=== Task data ===
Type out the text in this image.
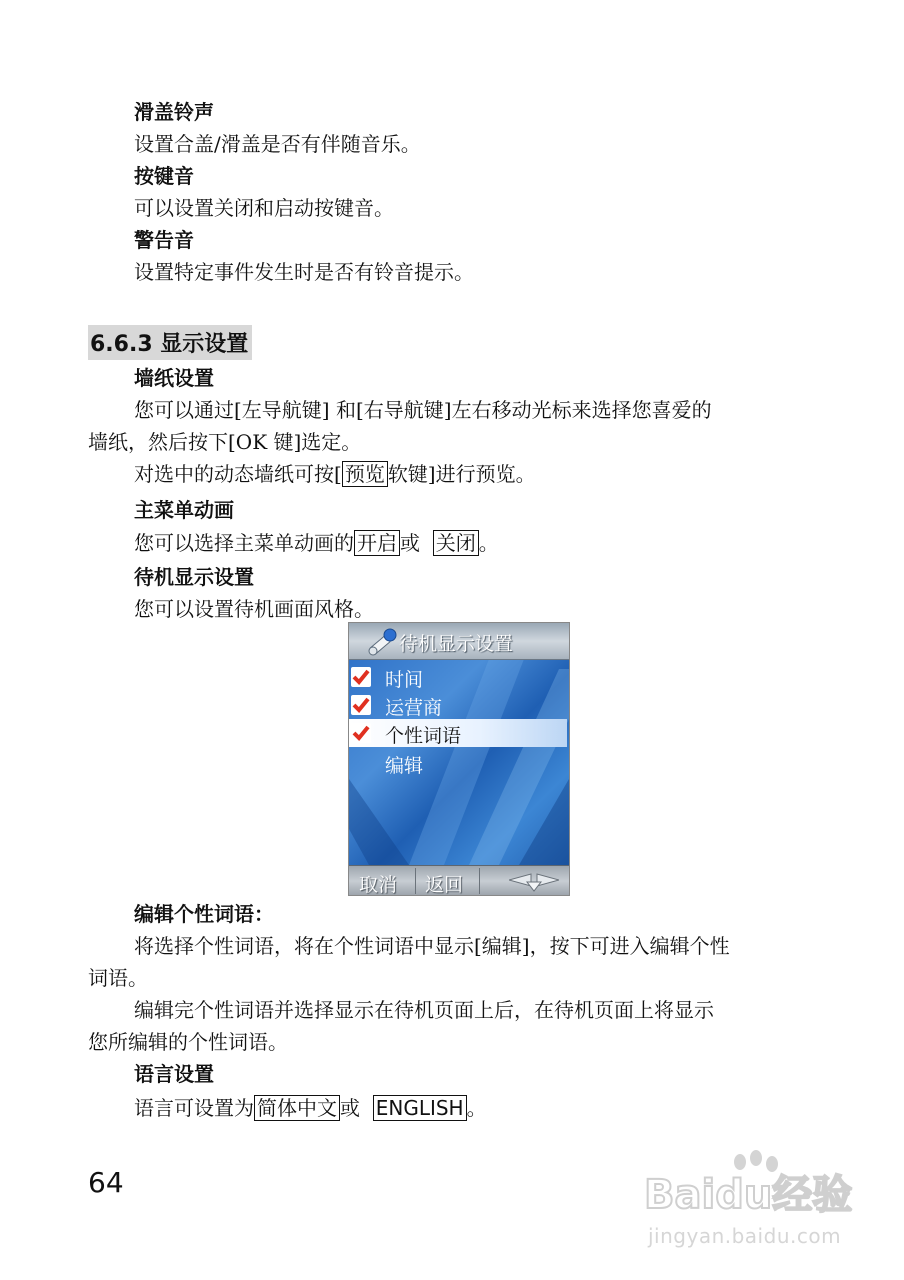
滑盖铃声
设置合盖/滑盖是否有伴随音乐。
按键音
可以设置关闭和启动按键音。
警告音
设置特定事件发生时是否有铃音提示。
6.6.3 显示设置
墙纸设置
您可以通过[左导航键] 和[右导航键]左右移动光标来选择您喜爱的
墙纸，然后按下[OK 键]选定。
对选中的动态墙纸可按[ 预览 软键]进行预览。
主菜单动画
您可以选择主菜单动画的 开启 或  关闭 。
待机显示设置
您可以设置待机画面风格。
待机显示设置
时间
运营商
个性词语
编辑
取消 返回
编辑个性词语：
将选择个性词语，将在个性词语中显示[编辑]，按下可进入编辑个性
词语。
编辑完个性词语并选择显示在待机页面上后，在待机页面上将显示
您所编辑的个性词语。
语言设置
语言可设置为 简体中文 或  ENGLISH 。
64	Baidu经验
jingyan.baidu.com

=== Task objective ===
Will you set down the records word for word while leaving out every picture?

=== Answer to this task ===
Type out the text in this image.
滑盖铃声
设置合盖/滑盖是否有伴随音乐。
按键音
可以设置关闭和启动按键音。
警告音
设置特定事件发生时是否有铃音提示。
6.6.3 显示设置
墙纸设置
您可以通过[左导航键] 和[右导航键]左右移动光标来选择您喜爱的
墙纸，然后按下[OK 键]选定。
对选中的动态墙纸可按[ 预览 软键]进行预览。
主菜单动画
您可以选择主菜单动画的 开启 或  关闭 。
待机显示设置
您可以设置待机画面风格。
待机显示设置
时间
运营商
个性词语
编辑
取消 返回
编辑个性词语：
将选择个性词语，将在个性词语中显示[编辑]，按下可进入编辑个性
词语。
编辑完个性词语并选择显示在待机页面上后，在待机页面上将显示
您所编辑的个性词语。
语言设置
语言可设置为 简体中文 或  ENGLISH 。
64	Baidu经验
jingyan.baidu.com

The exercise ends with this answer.